▸ TASK BRIEF: Gather the lines below that include the string "letter", copying each in full.

======

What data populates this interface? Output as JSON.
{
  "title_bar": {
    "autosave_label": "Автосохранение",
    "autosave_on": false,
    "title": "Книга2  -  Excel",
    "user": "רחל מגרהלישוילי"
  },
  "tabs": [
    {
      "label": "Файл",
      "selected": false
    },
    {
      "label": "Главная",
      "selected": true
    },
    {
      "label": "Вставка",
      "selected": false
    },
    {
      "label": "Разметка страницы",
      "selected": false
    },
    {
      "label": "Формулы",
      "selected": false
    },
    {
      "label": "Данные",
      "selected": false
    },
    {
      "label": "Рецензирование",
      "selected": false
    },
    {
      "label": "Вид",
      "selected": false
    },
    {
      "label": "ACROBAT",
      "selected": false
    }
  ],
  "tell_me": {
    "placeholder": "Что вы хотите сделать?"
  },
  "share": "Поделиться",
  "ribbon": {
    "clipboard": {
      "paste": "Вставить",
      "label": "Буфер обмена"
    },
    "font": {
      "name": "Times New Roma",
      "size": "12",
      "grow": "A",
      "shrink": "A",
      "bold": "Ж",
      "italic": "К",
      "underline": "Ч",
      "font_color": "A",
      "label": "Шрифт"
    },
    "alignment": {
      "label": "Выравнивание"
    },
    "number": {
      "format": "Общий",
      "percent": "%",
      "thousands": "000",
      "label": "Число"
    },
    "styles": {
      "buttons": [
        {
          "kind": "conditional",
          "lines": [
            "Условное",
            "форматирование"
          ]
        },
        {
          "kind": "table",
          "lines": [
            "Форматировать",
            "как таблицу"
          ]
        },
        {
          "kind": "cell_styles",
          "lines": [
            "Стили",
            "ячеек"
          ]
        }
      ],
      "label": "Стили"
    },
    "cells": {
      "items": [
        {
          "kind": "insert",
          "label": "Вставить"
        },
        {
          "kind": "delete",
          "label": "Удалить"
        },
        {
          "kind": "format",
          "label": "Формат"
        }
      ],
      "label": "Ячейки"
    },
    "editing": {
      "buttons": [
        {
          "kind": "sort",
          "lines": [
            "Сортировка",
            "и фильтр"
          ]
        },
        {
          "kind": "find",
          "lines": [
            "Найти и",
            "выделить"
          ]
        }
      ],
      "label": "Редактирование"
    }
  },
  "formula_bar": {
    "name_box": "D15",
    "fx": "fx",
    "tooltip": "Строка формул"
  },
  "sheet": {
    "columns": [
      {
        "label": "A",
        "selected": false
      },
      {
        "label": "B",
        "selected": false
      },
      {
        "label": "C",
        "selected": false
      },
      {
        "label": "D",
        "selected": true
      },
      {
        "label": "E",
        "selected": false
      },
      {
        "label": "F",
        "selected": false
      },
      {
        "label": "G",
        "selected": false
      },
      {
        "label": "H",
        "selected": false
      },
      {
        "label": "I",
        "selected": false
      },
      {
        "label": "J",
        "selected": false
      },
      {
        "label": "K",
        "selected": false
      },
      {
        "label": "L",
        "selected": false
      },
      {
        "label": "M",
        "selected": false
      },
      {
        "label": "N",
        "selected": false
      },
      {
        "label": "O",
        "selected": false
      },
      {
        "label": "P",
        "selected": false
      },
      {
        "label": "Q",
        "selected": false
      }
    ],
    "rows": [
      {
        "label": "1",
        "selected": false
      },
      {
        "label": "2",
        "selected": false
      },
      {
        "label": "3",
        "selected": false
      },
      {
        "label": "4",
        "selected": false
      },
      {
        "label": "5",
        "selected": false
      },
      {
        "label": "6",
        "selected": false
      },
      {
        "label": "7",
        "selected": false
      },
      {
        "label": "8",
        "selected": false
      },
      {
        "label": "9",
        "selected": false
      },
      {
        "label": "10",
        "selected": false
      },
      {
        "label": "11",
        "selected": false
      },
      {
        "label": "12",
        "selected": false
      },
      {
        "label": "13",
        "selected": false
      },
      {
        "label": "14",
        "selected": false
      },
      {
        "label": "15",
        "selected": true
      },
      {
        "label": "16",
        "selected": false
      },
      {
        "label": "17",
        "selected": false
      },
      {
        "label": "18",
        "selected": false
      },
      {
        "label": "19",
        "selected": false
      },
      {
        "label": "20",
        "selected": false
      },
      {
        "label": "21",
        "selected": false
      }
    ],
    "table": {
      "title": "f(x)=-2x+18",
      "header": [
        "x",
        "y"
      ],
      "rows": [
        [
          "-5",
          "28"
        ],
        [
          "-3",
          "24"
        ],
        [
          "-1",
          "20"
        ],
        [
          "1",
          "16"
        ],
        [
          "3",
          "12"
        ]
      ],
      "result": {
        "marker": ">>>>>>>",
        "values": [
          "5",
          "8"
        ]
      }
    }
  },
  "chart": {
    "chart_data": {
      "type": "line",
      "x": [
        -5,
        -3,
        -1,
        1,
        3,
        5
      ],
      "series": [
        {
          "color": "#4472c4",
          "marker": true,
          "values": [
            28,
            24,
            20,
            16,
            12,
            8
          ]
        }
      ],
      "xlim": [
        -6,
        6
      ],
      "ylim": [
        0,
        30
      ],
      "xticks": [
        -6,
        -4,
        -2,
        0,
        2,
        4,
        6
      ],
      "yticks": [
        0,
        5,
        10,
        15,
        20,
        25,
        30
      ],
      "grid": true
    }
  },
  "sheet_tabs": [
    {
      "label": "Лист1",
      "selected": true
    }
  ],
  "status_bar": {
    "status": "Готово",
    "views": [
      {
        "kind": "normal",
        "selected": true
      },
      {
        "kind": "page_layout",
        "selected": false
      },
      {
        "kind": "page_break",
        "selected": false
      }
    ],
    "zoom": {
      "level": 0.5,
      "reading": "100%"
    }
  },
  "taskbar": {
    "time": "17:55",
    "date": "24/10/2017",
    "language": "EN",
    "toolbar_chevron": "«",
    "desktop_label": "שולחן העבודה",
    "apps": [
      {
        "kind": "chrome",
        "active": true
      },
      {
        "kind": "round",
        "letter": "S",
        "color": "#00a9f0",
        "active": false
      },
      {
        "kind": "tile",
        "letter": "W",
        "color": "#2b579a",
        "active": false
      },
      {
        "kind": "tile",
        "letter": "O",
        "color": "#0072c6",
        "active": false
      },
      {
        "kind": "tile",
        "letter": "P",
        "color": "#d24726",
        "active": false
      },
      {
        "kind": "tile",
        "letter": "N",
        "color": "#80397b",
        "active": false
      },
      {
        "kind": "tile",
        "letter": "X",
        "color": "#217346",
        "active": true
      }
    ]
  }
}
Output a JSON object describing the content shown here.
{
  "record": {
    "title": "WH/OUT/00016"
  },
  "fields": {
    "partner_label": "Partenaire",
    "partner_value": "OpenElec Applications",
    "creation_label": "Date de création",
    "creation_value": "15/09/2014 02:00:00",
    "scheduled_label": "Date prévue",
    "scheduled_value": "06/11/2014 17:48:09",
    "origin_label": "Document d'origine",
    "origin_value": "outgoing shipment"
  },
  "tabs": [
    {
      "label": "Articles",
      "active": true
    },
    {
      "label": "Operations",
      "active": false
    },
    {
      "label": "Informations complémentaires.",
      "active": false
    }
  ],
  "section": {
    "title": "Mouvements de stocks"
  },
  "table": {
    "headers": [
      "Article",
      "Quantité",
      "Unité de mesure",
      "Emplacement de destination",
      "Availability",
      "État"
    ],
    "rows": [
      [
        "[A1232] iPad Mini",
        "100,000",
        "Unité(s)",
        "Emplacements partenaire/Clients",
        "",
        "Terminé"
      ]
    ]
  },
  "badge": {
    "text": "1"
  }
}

======

▸ EXERCISE RESULT:
        "letter": "S",
        "letter": "W",
        "letter": "O",
        "letter": "P",
        "letter": "N",
        "letter": "X",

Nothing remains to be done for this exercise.